Stored items
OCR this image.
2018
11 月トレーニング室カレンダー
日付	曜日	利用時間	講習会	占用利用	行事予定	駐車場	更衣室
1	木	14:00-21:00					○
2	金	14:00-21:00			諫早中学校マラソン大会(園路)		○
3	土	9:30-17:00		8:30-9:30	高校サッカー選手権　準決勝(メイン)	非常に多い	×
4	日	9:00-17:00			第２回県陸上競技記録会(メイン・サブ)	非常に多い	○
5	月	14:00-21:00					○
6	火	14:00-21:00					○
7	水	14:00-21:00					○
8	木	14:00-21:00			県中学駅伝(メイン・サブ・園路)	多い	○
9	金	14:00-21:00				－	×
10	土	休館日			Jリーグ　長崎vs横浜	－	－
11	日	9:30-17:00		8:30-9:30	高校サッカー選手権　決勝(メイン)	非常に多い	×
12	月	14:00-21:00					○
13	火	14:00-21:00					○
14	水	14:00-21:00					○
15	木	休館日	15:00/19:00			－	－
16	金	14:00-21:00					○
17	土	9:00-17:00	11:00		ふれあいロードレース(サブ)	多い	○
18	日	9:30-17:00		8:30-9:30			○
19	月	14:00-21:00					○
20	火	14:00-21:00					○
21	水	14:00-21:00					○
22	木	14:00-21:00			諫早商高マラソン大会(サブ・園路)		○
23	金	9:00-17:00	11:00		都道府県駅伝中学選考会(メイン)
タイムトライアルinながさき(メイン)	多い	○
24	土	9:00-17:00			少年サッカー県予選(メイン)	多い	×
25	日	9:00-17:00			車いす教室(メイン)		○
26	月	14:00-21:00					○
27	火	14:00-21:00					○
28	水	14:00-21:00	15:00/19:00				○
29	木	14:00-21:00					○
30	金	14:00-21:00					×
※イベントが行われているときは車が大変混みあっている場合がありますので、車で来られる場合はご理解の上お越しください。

- Aim:
Reproduce the records in full, exactly as written.

- Response to the exercise:
OCR this image.
2018
11 月トレーニング室カレンダー
日付	曜日	利用時間	講習会	占用利用	行事予定	駐車場	更衣室
1	木	14:00-21:00					○
2	金	14:00-21:00			諫早中学校マラソン大会(園路)		○
3	土	9:30-17:00		8:30-9:30	高校サッカー選手権　準決勝(メイン)	非常に多い	×
4	日	9:00-17:00			第２回県陸上競技記録会(メイン・サブ)	非常に多い	○
5	月	14:00-21:00					○
6	火	14:00-21:00					○
7	水	14:00-21:00					○
8	木	14:00-21:00			県中学駅伝(メイン・サブ・園路)	多い	○
9	金	14:00-21:00				－	×
10	土	休館日			Jリーグ　長崎vs横浜	－	－
11	日	9:30-17:00		8:30-9:30	高校サッカー選手権　決勝(メイン)	非常に多い	×
12	月	14:00-21:00					○
13	火	14:00-21:00					○
14	水	14:00-21:00					○
15	木	休館日	15:00/19:00			－	－
16	金	14:00-21:00					○
17	土	9:00-17:00	11:00		ふれあいロードレース(サブ)	多い	○
18	日	9:30-17:00		8:30-9:30			○
19	月	14:00-21:00					○
20	火	14:00-21:00					○
21	水	14:00-21:00					○
22	木	14:00-21:00			諫早商高マラソン大会(サブ・園路)		○
23	金	9:00-17:00	11:00		都道府県駅伝中学選考会(メイン)
タイムトライアルinながさき(メイン)	多い	○
24	土	9:00-17:00			少年サッカー県予選(メイン)	多い	×
25	日	9:00-17:00			車いす教室(メイン)		○
26	月	14:00-21:00					○
27	火	14:00-21:00					○
28	水	14:00-21:00	15:00/19:00				○
29	木	14:00-21:00					○
30	金	14:00-21:00					×
※イベントが行われているときは車が大変混みあっている場合がありますので、車で来られる場合はご理解の上お越しください。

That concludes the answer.